--- What is asked ---
Skip every image and restate the data word for word.

--- Records for the task ---
****

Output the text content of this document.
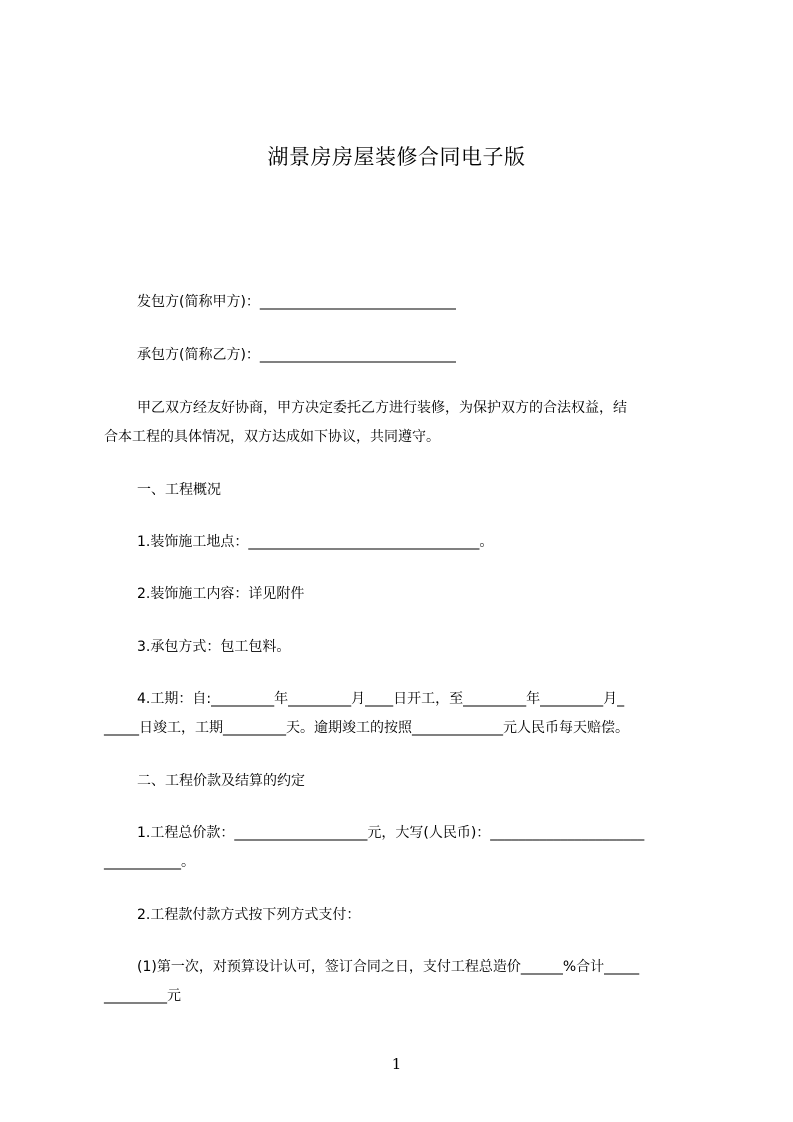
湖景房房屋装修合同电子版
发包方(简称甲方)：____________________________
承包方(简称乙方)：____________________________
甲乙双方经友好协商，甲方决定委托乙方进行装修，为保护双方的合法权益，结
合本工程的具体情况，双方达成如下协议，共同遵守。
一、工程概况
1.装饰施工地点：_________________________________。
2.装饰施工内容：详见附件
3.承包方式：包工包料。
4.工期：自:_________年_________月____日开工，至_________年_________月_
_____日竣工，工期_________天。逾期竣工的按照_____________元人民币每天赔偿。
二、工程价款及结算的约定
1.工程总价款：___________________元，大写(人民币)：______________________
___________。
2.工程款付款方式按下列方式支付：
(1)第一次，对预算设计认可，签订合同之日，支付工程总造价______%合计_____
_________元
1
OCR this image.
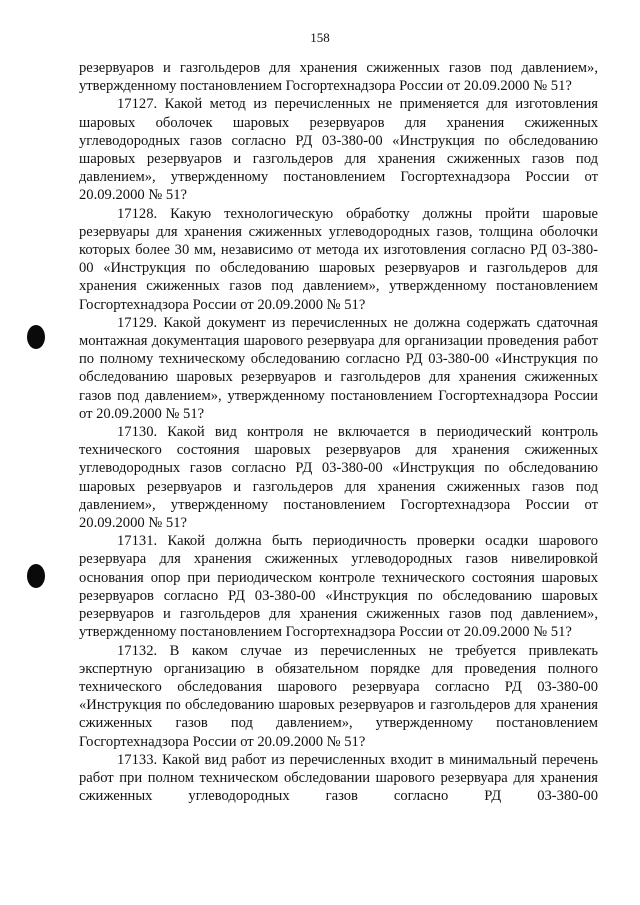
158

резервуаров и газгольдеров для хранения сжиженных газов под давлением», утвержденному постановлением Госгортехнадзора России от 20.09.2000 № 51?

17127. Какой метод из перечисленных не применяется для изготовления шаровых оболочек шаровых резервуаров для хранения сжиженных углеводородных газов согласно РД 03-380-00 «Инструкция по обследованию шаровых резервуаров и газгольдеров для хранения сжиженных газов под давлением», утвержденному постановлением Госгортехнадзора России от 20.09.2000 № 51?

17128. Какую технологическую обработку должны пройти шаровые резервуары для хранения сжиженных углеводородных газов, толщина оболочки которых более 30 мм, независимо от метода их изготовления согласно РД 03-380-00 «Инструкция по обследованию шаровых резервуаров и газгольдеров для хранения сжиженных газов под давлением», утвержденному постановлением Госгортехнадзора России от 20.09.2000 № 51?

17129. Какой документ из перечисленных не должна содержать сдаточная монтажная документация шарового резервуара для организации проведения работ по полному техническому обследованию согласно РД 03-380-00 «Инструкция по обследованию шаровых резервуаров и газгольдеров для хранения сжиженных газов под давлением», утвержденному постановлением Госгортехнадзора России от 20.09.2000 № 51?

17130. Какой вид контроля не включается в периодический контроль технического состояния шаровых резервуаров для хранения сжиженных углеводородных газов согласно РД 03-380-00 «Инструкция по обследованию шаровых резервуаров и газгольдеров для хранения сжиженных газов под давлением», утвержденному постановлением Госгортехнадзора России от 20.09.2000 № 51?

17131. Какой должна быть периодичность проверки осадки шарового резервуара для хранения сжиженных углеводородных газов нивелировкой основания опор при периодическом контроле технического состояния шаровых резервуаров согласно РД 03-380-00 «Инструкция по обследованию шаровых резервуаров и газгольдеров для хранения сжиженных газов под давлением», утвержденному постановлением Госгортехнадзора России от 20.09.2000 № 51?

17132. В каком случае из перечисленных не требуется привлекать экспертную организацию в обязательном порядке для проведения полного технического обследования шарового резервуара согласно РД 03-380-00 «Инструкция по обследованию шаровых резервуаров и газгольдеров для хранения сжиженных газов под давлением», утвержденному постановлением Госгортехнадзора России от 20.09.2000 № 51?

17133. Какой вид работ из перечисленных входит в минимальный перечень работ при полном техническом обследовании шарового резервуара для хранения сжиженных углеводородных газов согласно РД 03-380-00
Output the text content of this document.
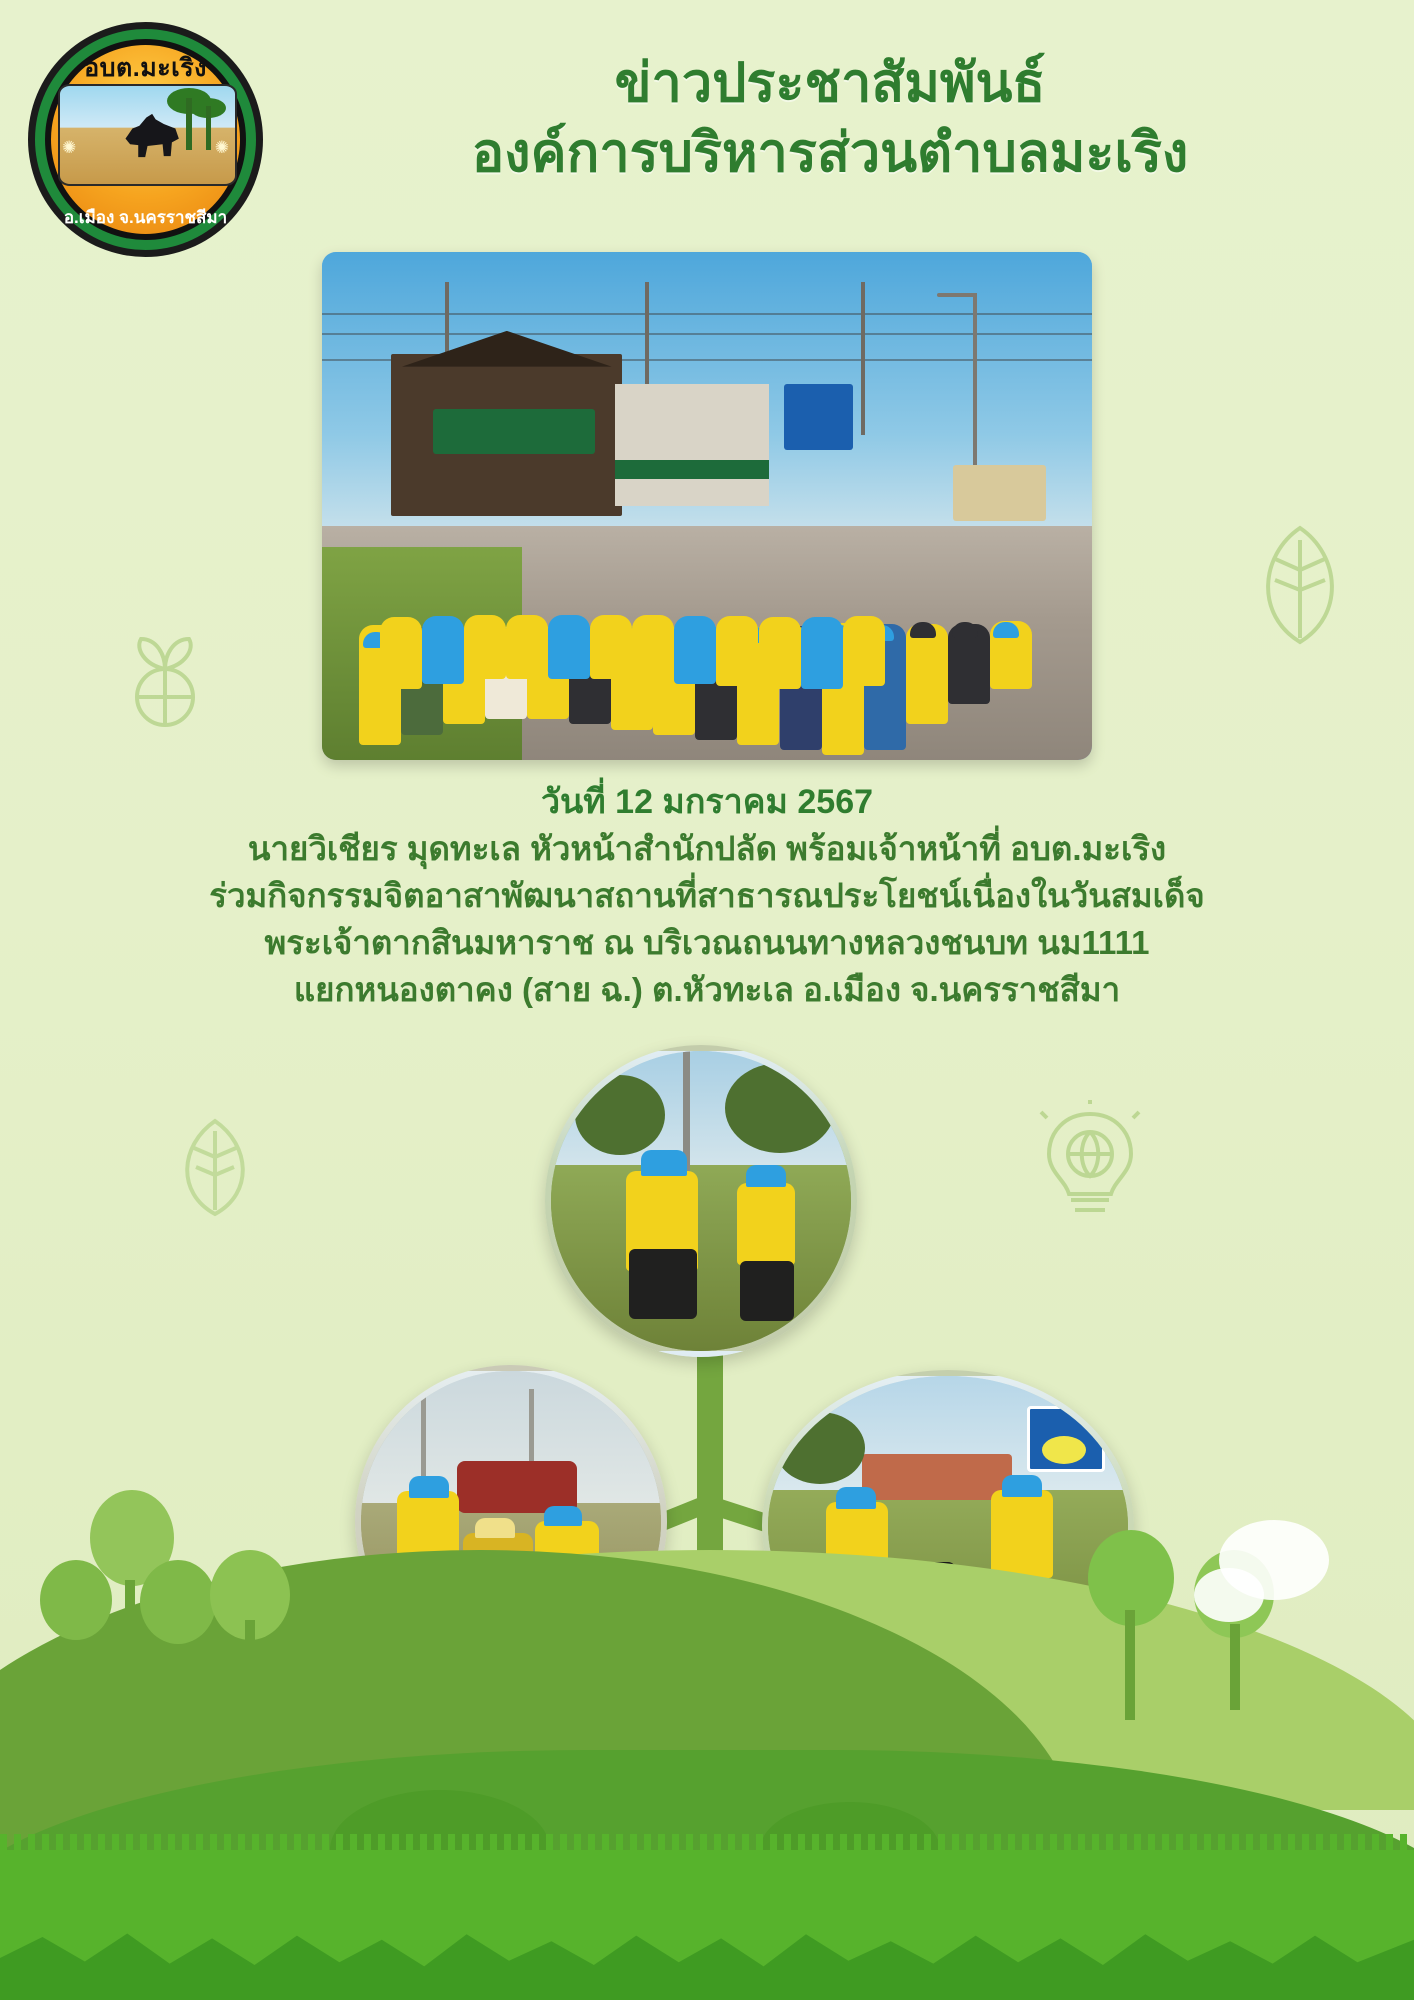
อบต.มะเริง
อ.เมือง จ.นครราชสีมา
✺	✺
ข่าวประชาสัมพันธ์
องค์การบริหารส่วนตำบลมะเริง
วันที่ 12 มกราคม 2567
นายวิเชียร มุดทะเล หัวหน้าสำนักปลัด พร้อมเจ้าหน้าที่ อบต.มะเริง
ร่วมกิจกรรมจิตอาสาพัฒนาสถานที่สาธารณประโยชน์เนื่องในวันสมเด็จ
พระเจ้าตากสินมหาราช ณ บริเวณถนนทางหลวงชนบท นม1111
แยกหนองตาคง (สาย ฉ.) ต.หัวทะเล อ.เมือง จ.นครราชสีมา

****

--- Correct output ---
Output the text content of this document.
湖景房房屋装修合同电子版
发包方(简称甲方)：____________________________
承包方(简称乙方)：____________________________
甲乙双方经友好协商，甲方决定委托乙方进行装修，为保护双方的合法权益，结
合本工程的具体情况，双方达成如下协议，共同遵守。
一、工程概况
1.装饰施工地点：_________________________________。
2.装饰施工内容：详见附件
3.承包方式：包工包料。
4.工期：自:_________年_________月____日开工，至_________年_________月_
_____日竣工，工期_________天。逾期竣工的按照_____________元人民币每天赔偿。
二、工程价款及结算的约定
1.工程总价款：___________________元，大写(人民币)：______________________
___________。
2.工程款付款方式按下列方式支付：
(1)第一次，对预算设计认可，签订合同之日，支付工程总造价______%合计_____
_________元
1
OCR this image.
158

резервуаров и газгольдеров для хранения сжиженных газов под давлением», утвержденному постановлением Госгортехнадзора России от 20.09.2000 № 51?

17127. Какой метод из перечисленных не применяется для изготовления шаровых оболочек шаровых резервуаров для хранения сжиженных углеводородных газов согласно РД 03-380-00 «Инструкция по обследованию шаровых резервуаров и газгольдеров для хранения сжиженных газов под давлением», утвержденному постановлением Госгортехнадзора России от 20.09.2000 № 51?

17128. Какую технологическую обработку должны пройти шаровые резервуары для хранения сжиженных углеводородных газов, толщина оболочки которых более 30 мм, независимо от метода их изготовления согласно РД 03-380-00 «Инструкция по обследованию шаровых резервуаров и газгольдеров для хранения сжиженных газов под давлением», утвержденному постановлением Госгортехнадзора России от 20.09.2000 № 51?

17129. Какой документ из перечисленных не должна содержать сдаточная монтажная документация шарового резервуара для организации проведения работ по полному техническому обследованию согласно РД 03-380-00 «Инструкция по обследованию шаровых резервуаров и газгольдеров для хранения сжиженных газов под давлением», утвержденному постановлением Госгортехнадзора России от 20.09.2000 № 51?

17130. Какой вид контроля не включается в периодический контроль технического состояния шаровых резервуаров для хранения сжиженных углеводородных газов согласно РД 03-380-00 «Инструкция по обследованию шаровых резервуаров и газгольдеров для хранения сжиженных газов под давлением», утвержденному постановлением Госгортехнадзора России от 20.09.2000 № 51?

17131. Какой должна быть периодичность проверки осадки шарового резервуара для хранения сжиженных углеводородных газов нивелировкой основания опор при периодическом контроле технического состояния шаровых резервуаров согласно РД 03-380-00 «Инструкция по обследованию шаровых резервуаров и газгольдеров для хранения сжиженных газов под давлением», утвержденному постановлением Госгортехнадзора России от 20.09.2000 № 51?

17132. В каком случае из перечисленных не требуется привлекать экспертную организацию в обязательном порядке для проведения полного технического обследования шарового резервуара согласно РД 03-380-00 «Инструкция по обследованию шаровых резервуаров и газгольдеров для хранения сжиженных газов под давлением», утвержденному постановлением Госгортехнадзора России от 20.09.2000 № 51?

17133. Какой вид работ из перечисленных входит в минимальный перечень работ при полном техническом обследовании шарового резервуара для хранения сжиженных углеводородных газов согласно РД 03-380-00
Output the text content of this document.
อบต.มะเริง
อ.เมือง จ.นครราชสีมา
✺	✺
ข่าวประชาสัมพันธ์
องค์การบริหารส่วนตำบลมะเริง
วันที่ 12 มกราคม 2567
นายวิเชียร มุดทะเล หัวหน้าสำนักปลัด พร้อมเจ้าหน้าที่ อบต.มะเริง
ร่วมกิจกรรมจิตอาสาพัฒนาสถานที่สาธารณประโยชน์เนื่องในวันสมเด็จ
พระเจ้าตากสินมหาราช ณ บริเวณถนนทางหลวงชนบท นม1111
แยกหนองตาคง (สาย ฉ.) ต.หัวทะเล อ.เมือง จ.นครราชสีมา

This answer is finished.